WHAT TO DO — Pull out each line of the records holding the string "less".

GIVEN DATA —
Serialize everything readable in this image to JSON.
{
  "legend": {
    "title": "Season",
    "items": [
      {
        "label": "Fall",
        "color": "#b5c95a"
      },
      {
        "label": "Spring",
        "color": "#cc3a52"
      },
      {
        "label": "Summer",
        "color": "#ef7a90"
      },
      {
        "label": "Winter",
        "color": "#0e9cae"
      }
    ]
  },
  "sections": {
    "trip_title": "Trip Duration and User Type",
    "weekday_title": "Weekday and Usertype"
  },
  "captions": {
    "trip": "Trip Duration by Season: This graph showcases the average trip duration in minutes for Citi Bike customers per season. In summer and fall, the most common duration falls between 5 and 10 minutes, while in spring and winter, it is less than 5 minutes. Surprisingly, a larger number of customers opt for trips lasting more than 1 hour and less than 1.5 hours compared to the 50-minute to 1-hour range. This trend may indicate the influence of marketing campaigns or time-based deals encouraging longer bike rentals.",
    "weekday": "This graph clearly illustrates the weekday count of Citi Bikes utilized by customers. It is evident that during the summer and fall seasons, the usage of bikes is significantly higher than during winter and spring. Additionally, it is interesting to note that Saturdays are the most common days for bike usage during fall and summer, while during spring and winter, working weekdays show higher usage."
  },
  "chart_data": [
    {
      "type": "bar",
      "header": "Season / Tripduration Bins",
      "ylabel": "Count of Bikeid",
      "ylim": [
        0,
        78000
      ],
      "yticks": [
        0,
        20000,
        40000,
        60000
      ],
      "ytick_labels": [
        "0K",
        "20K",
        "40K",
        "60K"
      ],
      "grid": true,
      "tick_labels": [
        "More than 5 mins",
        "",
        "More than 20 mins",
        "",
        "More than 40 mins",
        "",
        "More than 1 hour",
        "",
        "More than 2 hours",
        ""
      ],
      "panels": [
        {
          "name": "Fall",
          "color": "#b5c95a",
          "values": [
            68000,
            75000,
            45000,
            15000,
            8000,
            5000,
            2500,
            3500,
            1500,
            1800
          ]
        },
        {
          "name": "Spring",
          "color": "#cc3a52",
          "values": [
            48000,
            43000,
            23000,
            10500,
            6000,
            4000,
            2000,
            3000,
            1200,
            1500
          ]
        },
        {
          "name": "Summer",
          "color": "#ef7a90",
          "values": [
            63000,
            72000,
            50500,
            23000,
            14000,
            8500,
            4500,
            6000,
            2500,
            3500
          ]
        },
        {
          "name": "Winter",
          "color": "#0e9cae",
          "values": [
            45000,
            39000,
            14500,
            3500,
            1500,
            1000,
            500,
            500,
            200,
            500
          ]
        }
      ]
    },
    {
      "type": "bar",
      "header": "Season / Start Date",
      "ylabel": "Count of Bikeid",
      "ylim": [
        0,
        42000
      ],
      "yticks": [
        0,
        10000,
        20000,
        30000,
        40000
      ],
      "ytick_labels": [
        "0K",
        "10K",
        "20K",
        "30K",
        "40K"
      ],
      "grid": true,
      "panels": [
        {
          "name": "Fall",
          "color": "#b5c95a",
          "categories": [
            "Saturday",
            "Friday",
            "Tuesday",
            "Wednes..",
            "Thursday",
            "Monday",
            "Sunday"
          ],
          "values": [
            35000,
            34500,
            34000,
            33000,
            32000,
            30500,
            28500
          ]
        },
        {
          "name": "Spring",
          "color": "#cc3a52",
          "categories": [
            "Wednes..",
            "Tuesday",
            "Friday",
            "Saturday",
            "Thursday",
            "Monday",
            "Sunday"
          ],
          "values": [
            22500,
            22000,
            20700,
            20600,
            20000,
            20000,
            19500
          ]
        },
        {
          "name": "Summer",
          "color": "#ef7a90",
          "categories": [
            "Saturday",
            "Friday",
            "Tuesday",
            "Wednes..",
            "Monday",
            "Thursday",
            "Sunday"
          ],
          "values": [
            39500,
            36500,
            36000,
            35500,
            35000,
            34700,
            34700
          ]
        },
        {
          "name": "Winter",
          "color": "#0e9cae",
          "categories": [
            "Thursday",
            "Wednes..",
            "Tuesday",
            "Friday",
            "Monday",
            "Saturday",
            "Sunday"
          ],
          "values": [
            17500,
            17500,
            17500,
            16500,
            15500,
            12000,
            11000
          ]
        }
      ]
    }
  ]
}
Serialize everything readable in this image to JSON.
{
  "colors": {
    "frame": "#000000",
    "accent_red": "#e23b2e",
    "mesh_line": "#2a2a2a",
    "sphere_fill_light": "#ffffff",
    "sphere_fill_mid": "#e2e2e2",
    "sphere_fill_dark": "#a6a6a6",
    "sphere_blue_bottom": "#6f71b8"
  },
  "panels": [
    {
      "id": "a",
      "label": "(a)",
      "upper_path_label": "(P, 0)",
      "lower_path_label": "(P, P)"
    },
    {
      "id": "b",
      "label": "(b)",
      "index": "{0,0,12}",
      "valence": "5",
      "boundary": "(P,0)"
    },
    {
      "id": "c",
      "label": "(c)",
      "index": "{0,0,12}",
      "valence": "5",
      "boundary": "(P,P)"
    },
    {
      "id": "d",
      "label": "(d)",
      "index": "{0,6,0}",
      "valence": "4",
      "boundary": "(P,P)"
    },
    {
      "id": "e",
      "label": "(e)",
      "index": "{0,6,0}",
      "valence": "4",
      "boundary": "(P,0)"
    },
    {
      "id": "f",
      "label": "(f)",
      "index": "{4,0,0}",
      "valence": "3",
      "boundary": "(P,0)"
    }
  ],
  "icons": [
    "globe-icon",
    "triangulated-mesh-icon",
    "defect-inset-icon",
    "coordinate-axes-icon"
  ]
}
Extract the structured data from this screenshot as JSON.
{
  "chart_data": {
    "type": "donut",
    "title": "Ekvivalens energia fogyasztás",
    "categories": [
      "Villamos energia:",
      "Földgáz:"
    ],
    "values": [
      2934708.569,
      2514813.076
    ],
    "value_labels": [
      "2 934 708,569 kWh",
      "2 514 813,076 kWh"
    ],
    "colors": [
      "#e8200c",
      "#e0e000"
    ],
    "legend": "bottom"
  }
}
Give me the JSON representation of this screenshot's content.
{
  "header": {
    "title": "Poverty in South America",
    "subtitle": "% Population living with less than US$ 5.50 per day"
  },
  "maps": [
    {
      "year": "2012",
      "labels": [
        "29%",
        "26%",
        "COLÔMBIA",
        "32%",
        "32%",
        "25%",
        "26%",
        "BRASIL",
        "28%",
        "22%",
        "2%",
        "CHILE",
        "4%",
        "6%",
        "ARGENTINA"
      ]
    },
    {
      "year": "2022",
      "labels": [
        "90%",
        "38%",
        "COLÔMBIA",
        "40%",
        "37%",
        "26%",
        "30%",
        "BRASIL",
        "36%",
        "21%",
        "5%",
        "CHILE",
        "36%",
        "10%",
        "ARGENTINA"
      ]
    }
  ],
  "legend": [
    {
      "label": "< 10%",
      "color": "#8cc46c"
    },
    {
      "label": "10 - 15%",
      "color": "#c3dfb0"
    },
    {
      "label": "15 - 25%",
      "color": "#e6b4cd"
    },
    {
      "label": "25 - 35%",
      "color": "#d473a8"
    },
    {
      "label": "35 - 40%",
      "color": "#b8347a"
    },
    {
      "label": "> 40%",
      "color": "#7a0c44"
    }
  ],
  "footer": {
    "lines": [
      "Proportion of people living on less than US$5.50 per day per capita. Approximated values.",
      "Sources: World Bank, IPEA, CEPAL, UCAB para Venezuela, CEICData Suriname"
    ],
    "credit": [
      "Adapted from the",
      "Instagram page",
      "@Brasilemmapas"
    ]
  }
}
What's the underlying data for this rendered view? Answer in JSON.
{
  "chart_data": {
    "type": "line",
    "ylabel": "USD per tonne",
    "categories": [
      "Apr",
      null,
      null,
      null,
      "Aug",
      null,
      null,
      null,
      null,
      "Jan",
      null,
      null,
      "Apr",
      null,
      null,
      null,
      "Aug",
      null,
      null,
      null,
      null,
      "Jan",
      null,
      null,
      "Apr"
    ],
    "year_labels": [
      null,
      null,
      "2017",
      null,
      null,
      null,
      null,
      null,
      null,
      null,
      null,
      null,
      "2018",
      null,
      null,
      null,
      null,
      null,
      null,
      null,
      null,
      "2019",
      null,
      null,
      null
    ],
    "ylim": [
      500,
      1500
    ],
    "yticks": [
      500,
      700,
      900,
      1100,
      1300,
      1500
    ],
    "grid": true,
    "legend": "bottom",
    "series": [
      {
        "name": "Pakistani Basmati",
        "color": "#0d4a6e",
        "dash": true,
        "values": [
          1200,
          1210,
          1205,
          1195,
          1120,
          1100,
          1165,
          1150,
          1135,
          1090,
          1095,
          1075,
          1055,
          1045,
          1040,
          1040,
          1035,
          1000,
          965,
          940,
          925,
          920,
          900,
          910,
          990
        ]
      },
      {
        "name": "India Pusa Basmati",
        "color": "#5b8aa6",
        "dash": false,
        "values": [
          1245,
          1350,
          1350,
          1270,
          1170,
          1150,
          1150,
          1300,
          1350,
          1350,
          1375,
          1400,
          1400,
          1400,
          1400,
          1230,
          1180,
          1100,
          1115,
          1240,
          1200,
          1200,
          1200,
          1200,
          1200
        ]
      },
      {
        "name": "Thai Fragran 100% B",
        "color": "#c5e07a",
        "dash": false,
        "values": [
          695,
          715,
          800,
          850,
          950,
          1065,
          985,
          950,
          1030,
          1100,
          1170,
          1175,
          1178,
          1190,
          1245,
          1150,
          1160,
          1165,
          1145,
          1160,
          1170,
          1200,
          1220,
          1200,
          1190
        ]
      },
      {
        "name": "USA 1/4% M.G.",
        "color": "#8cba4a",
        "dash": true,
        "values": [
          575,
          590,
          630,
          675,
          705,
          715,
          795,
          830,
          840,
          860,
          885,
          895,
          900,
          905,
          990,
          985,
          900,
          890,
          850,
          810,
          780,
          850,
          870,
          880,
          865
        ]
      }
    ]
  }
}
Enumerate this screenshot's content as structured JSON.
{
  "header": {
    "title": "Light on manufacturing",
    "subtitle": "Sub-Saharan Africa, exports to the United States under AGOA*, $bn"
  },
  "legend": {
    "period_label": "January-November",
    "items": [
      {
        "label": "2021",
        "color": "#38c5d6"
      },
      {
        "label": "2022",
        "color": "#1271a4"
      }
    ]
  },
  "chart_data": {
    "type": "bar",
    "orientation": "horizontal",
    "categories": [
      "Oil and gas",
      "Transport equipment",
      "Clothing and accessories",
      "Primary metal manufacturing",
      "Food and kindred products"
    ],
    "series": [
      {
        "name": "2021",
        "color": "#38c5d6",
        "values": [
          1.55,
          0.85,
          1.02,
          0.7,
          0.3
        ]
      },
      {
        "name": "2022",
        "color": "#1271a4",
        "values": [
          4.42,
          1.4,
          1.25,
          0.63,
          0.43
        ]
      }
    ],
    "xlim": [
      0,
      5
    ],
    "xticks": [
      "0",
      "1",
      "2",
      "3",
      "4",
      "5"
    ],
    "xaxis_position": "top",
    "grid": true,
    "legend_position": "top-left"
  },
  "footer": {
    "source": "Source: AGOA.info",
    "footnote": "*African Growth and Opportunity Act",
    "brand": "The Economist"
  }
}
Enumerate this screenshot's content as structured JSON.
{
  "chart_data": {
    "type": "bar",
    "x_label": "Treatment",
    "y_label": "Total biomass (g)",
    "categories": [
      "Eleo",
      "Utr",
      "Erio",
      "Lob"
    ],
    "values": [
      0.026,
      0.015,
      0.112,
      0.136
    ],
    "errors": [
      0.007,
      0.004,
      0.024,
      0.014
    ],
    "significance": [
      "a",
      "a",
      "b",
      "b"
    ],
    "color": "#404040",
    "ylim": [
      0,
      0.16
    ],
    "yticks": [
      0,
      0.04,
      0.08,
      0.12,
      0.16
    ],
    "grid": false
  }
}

EXERCISE RESPONSE —
    "trip": "Trip Duration by Season: This graph showcases the average trip duration in minutes for Citi Bike customers per season. In summer and fall, the most common duration falls between 5 and 10 minutes, while in spring and winter, it is less than 5 minutes. Surprisingly, a larger number of customers opt for trips lasting more than 1 hour and less than 1.5 hours compared to the 50-minute to 1-hour range. This trend may indicate the influence of marketing campaigns or time-based deals encouraging longer bike rentals.",
    "subtitle": "% Population living with less than US$ 5.50 per day"
      "Proportion of people living on less than US$5.50 per day per capita. Approximated values.",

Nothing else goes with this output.